• **WHAT IS NEEDED**:
Which lines hold the word "由题意得"? Copy each one.

[A block of data]
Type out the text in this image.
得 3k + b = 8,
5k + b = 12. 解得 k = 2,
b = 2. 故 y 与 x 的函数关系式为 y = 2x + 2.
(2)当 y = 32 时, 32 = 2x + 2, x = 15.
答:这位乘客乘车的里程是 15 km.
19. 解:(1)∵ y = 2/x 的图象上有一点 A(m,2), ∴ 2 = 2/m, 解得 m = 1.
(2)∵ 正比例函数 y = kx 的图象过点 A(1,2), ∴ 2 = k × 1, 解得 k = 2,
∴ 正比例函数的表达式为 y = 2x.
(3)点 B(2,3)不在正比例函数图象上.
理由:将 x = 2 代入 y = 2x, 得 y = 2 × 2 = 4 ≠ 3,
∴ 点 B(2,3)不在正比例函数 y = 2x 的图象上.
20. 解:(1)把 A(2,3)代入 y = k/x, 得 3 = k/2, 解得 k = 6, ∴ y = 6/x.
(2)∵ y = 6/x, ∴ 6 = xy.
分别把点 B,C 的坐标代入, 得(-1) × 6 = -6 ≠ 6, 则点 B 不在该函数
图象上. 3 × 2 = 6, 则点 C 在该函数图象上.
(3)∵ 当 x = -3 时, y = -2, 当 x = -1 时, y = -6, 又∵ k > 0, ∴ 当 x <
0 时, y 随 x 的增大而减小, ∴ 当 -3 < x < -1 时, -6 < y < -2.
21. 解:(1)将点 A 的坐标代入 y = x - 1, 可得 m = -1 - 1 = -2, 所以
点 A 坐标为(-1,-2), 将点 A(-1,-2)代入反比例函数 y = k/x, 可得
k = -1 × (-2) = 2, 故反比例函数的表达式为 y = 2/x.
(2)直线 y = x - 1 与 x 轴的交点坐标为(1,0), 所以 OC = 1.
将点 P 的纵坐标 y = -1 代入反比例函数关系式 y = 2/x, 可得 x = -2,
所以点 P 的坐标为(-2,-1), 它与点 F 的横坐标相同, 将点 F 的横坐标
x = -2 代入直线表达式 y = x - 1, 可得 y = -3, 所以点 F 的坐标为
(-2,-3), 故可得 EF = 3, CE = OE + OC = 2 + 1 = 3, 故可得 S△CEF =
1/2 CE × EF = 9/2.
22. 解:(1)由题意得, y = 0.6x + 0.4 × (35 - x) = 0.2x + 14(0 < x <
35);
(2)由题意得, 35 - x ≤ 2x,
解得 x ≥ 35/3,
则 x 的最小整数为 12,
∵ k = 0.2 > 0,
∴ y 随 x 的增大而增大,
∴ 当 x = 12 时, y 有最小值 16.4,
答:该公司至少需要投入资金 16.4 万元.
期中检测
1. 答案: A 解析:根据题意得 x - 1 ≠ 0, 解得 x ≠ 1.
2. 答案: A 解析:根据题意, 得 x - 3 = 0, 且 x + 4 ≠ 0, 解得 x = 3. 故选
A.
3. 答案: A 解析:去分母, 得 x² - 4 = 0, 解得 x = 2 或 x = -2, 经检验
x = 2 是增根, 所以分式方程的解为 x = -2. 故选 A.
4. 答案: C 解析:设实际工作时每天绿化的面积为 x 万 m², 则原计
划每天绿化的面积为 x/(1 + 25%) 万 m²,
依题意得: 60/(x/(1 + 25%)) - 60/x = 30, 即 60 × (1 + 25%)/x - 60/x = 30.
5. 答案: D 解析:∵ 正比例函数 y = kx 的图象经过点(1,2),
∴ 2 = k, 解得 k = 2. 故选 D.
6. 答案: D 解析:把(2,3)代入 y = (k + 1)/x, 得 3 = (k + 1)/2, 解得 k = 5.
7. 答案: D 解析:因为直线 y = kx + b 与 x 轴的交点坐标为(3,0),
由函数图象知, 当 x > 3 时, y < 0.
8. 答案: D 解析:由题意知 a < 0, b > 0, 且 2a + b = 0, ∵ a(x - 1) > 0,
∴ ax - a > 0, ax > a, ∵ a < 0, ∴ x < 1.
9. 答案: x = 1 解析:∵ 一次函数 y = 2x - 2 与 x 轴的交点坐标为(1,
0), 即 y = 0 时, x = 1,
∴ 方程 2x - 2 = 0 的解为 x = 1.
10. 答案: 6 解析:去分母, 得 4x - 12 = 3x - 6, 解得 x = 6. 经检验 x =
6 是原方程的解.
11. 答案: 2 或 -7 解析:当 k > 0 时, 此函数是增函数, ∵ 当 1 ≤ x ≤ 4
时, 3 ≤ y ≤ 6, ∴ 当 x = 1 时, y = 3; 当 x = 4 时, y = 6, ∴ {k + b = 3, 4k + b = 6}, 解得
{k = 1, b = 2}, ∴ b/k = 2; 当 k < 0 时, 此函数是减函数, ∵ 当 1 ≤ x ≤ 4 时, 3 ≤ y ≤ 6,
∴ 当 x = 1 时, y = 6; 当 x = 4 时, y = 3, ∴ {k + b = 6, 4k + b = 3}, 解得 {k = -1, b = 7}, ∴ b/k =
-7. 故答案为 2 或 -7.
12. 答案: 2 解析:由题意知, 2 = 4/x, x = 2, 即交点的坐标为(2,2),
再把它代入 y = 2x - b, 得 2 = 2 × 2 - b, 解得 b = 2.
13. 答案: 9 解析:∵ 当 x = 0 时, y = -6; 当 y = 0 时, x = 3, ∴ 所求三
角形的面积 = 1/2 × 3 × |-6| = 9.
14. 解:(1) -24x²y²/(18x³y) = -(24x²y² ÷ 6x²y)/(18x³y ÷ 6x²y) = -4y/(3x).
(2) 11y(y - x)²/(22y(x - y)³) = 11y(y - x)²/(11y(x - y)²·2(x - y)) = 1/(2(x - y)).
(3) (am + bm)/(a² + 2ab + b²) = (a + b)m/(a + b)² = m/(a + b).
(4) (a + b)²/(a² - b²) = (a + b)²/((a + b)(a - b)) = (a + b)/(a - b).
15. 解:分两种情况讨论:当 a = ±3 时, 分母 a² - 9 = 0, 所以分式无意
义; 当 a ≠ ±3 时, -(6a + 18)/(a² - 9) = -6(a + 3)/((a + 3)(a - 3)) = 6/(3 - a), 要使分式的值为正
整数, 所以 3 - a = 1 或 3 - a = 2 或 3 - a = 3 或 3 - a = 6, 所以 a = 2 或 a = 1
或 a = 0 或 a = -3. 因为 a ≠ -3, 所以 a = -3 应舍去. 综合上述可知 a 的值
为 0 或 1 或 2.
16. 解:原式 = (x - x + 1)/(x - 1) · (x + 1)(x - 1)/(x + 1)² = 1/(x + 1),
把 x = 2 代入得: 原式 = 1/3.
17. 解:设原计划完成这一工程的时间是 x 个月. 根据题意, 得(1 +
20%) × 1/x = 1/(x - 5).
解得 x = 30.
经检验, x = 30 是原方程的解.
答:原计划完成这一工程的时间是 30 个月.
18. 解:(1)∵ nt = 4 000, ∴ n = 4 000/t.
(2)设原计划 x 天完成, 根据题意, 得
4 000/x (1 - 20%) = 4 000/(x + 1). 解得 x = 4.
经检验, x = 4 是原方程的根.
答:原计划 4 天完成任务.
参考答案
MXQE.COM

• **RESPONSE TO THE TASK**:
22. 解:(1)由题意得, y = 0.6x + 0.4 × (35 - x) = 0.2x + 14(0 < x <
(2)由题意得, 35 - x ≤ 2x,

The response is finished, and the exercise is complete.